-- Start --
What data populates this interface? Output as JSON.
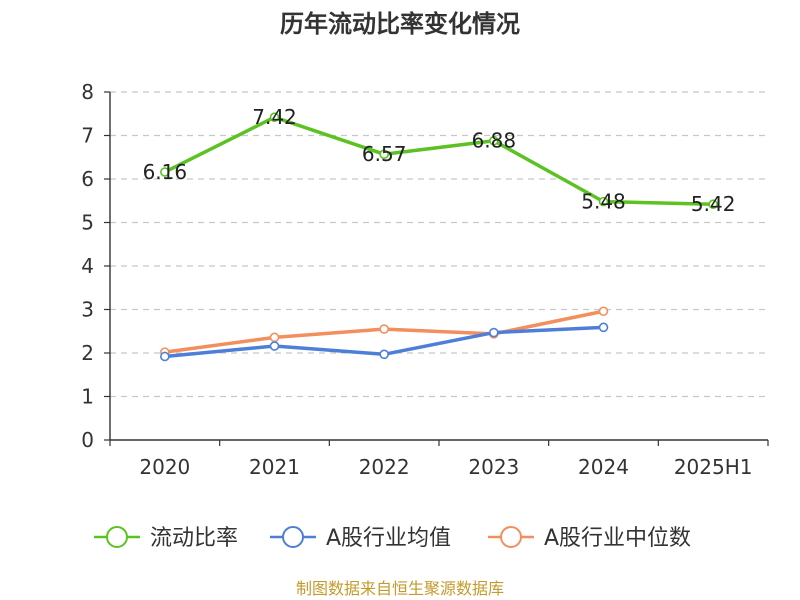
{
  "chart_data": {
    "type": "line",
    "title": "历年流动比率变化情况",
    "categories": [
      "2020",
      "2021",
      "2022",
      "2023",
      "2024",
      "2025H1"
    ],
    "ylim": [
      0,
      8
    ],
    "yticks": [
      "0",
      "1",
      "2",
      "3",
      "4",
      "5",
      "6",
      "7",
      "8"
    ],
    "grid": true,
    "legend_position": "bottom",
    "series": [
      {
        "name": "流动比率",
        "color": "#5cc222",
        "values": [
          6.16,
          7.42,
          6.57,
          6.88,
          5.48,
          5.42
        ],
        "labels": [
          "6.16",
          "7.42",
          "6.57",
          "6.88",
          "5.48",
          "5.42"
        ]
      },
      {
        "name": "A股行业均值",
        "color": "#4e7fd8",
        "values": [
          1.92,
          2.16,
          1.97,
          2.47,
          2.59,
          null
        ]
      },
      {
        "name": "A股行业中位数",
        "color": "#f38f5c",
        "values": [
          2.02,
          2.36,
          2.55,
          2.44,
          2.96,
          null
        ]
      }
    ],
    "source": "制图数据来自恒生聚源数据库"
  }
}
-- End --
-- Start --
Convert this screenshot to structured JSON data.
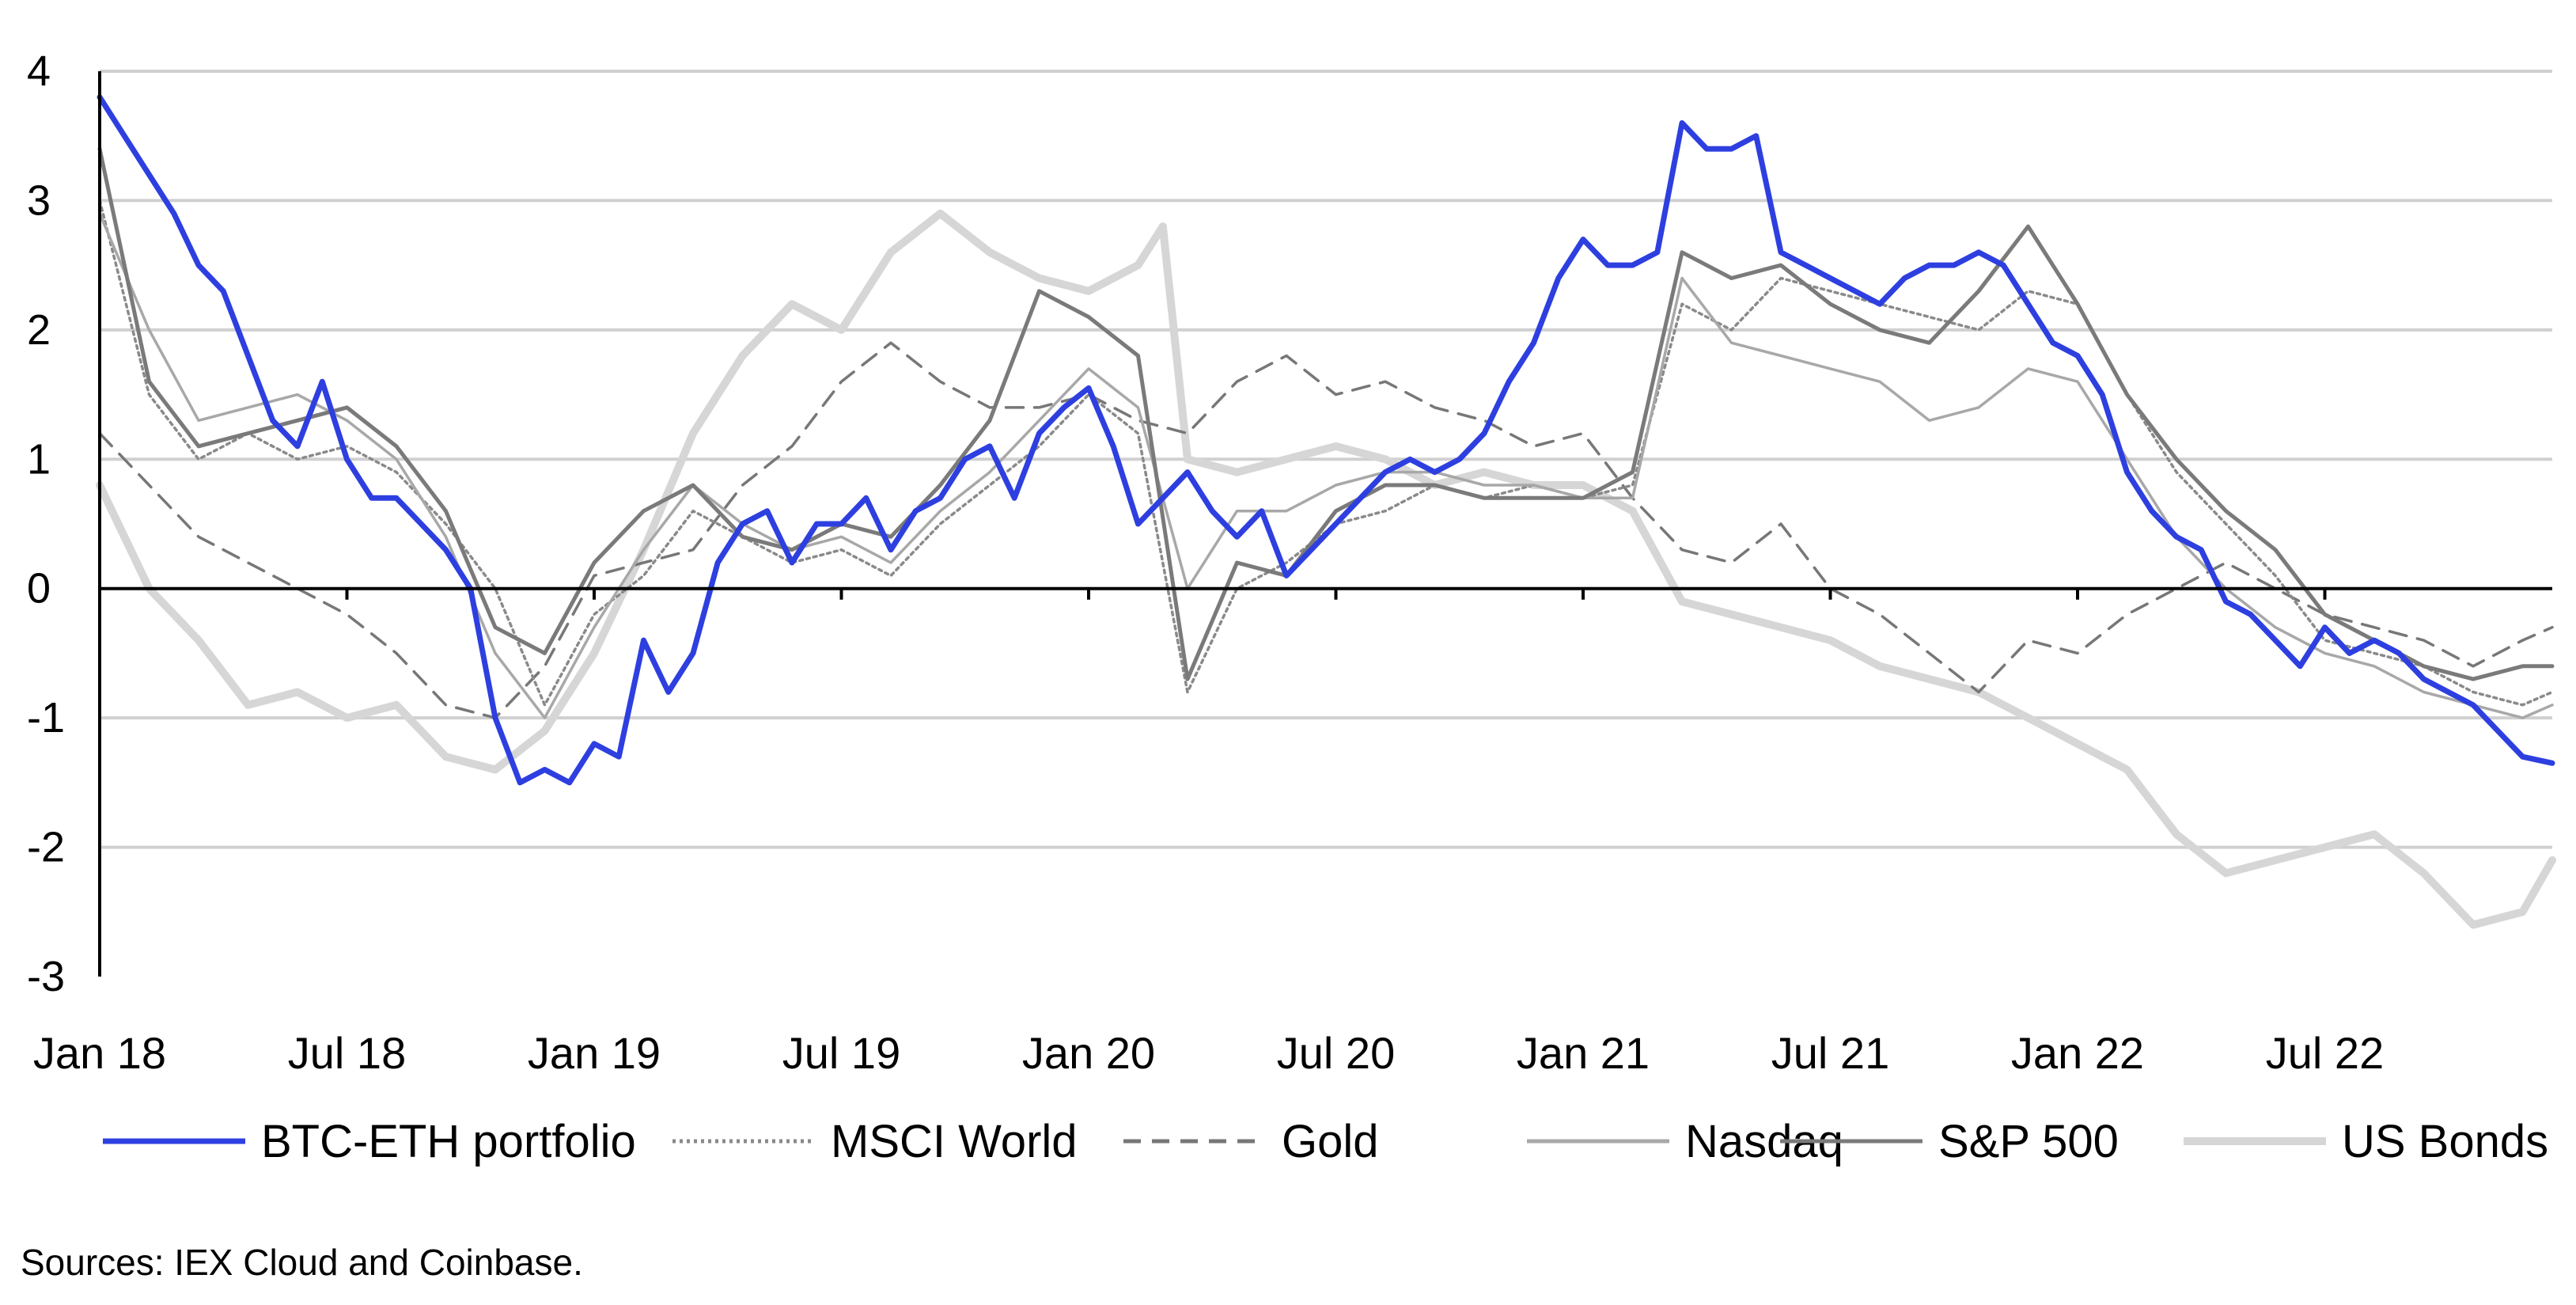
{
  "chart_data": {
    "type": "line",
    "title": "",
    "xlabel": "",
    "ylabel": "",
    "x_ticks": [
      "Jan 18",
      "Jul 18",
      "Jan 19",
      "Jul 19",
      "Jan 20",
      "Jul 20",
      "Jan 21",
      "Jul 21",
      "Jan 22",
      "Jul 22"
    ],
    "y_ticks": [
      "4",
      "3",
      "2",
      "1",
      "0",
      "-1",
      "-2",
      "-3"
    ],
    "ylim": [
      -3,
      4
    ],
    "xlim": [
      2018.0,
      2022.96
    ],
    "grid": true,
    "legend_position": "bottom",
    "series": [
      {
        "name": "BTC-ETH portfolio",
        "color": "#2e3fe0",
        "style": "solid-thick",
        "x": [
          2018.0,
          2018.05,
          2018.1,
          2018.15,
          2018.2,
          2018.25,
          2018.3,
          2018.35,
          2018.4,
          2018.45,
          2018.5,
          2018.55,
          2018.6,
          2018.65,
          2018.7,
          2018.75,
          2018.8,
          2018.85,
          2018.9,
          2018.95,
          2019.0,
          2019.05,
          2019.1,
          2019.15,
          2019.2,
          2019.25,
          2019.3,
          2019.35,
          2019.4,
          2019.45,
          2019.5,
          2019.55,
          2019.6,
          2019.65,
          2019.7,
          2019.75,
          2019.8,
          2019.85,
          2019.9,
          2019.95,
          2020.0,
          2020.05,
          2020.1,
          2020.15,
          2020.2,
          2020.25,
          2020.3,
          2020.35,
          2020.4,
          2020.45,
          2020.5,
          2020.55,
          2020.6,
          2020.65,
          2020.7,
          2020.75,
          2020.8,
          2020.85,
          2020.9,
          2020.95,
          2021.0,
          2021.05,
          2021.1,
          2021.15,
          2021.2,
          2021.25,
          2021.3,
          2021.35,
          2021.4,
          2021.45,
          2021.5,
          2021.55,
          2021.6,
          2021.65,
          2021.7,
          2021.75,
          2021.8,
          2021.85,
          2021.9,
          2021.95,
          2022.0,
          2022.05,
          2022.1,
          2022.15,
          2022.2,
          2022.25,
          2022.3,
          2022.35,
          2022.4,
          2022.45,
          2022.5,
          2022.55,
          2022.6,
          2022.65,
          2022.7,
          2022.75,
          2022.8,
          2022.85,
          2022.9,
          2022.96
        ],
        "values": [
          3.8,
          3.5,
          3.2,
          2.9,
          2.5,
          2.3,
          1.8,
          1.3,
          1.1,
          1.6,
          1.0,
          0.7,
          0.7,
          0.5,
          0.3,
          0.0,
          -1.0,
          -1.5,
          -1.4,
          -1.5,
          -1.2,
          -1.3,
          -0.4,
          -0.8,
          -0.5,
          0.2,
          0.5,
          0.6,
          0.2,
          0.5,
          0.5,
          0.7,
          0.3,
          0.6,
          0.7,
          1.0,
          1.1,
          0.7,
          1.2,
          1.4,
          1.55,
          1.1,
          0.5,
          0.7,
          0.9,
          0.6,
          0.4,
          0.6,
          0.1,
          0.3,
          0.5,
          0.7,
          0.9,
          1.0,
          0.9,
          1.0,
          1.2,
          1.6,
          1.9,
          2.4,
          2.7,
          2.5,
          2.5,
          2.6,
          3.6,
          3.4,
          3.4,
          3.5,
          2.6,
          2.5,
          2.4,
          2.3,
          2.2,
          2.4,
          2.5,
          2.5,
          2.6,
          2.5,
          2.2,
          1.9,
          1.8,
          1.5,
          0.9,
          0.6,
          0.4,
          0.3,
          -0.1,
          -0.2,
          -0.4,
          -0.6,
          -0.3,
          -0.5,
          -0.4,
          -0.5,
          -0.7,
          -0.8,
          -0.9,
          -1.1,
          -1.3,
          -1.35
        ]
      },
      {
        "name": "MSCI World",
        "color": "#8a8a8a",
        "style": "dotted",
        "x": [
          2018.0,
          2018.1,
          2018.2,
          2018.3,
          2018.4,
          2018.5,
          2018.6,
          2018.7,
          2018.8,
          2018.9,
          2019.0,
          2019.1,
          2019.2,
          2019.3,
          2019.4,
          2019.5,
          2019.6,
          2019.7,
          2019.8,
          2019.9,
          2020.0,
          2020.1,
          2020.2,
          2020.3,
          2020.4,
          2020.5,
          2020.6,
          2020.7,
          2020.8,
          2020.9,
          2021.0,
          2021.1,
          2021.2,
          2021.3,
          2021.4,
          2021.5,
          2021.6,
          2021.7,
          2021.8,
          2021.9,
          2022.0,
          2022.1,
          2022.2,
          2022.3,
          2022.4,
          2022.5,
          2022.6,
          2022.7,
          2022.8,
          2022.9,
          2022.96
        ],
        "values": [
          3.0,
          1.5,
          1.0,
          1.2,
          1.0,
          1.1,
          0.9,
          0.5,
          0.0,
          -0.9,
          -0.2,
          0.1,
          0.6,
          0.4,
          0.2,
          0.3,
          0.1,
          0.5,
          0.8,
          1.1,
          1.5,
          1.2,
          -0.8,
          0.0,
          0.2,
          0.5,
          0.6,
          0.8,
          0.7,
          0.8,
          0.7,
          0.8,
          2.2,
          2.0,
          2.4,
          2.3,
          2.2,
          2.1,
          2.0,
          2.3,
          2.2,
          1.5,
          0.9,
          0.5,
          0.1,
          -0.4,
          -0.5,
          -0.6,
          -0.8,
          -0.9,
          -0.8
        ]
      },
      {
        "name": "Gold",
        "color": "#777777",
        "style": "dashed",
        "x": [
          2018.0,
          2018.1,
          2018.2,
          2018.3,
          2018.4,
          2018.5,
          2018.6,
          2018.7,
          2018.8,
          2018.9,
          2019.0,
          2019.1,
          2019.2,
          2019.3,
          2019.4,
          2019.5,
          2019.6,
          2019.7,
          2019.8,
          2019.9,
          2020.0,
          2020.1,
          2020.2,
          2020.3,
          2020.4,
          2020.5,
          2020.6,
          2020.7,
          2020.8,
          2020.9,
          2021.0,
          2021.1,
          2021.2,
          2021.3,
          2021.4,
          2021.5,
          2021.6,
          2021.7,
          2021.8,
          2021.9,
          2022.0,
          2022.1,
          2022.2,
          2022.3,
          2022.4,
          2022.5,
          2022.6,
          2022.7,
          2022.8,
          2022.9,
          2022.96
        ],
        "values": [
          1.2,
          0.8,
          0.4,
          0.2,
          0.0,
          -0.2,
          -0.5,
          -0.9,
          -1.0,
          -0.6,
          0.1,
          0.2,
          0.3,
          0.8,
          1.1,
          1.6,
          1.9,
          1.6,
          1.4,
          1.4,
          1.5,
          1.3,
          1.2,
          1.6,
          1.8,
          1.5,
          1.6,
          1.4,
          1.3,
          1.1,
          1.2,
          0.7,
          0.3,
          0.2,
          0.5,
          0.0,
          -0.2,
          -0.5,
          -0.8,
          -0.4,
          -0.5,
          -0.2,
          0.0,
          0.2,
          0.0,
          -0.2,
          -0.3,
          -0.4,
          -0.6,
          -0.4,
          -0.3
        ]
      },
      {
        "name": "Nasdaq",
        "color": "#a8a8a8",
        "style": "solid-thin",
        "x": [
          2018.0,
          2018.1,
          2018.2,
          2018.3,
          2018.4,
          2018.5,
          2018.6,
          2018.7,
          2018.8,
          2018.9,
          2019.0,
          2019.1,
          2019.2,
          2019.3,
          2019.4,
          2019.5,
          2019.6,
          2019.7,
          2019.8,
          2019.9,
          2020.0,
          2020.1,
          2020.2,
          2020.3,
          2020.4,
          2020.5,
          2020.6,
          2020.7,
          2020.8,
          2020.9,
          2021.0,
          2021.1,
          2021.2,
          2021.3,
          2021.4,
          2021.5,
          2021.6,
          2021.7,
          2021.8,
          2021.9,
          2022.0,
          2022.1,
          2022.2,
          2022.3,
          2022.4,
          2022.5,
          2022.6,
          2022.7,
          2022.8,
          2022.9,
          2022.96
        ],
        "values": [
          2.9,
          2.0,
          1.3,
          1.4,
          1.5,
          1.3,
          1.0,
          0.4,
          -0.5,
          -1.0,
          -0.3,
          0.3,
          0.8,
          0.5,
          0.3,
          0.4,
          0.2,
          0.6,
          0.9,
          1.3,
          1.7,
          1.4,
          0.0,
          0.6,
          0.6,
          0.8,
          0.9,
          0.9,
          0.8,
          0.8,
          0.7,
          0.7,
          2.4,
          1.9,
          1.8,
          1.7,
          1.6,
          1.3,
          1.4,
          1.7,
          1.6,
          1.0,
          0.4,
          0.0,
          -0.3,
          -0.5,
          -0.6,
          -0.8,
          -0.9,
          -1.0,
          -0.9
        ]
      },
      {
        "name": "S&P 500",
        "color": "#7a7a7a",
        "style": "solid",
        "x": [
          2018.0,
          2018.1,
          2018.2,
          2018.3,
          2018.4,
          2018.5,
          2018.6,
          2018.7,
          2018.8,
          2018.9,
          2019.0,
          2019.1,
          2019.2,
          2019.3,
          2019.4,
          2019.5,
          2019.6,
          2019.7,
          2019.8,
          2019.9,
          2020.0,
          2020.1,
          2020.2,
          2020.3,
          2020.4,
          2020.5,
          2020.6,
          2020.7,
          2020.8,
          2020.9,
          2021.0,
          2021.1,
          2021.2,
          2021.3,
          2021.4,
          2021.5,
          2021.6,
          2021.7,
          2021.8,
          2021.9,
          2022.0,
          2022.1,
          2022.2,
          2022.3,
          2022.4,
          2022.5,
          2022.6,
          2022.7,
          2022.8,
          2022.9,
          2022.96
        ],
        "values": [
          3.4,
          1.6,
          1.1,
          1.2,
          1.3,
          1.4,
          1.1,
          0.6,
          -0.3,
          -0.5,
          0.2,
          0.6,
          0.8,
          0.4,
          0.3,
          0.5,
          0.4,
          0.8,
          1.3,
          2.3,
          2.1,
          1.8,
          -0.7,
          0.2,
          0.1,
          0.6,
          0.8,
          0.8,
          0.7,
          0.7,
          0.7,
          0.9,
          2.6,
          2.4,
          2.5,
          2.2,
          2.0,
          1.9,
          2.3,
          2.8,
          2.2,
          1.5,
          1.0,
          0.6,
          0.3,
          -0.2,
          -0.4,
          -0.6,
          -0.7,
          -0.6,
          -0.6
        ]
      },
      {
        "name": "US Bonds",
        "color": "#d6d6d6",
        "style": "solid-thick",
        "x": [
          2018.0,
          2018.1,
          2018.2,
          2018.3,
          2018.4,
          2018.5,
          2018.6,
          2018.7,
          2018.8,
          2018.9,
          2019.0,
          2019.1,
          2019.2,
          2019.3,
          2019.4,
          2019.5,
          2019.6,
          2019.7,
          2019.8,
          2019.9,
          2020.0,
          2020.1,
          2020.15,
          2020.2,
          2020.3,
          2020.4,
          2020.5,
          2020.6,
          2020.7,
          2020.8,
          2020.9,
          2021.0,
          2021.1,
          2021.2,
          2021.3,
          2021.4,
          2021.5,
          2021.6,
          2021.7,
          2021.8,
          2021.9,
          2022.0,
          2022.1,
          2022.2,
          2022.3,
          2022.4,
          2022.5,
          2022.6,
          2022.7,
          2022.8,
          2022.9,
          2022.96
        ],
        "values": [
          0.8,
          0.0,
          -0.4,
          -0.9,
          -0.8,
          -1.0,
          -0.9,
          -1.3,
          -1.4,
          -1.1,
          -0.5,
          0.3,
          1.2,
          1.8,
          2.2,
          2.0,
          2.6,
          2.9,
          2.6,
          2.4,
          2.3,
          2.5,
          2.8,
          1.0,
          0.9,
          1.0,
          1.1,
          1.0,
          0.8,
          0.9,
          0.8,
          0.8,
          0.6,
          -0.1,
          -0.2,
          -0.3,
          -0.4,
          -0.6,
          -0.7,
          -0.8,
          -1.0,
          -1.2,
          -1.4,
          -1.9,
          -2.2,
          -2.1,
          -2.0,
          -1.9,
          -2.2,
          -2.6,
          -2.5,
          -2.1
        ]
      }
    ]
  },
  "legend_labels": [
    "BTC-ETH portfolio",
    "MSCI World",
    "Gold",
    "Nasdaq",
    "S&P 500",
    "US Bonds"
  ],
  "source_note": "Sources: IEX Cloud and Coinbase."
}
-- End --
_Aim_: In how many lines of the data does the string "color" appear? Give only the number.

_Solution_: 9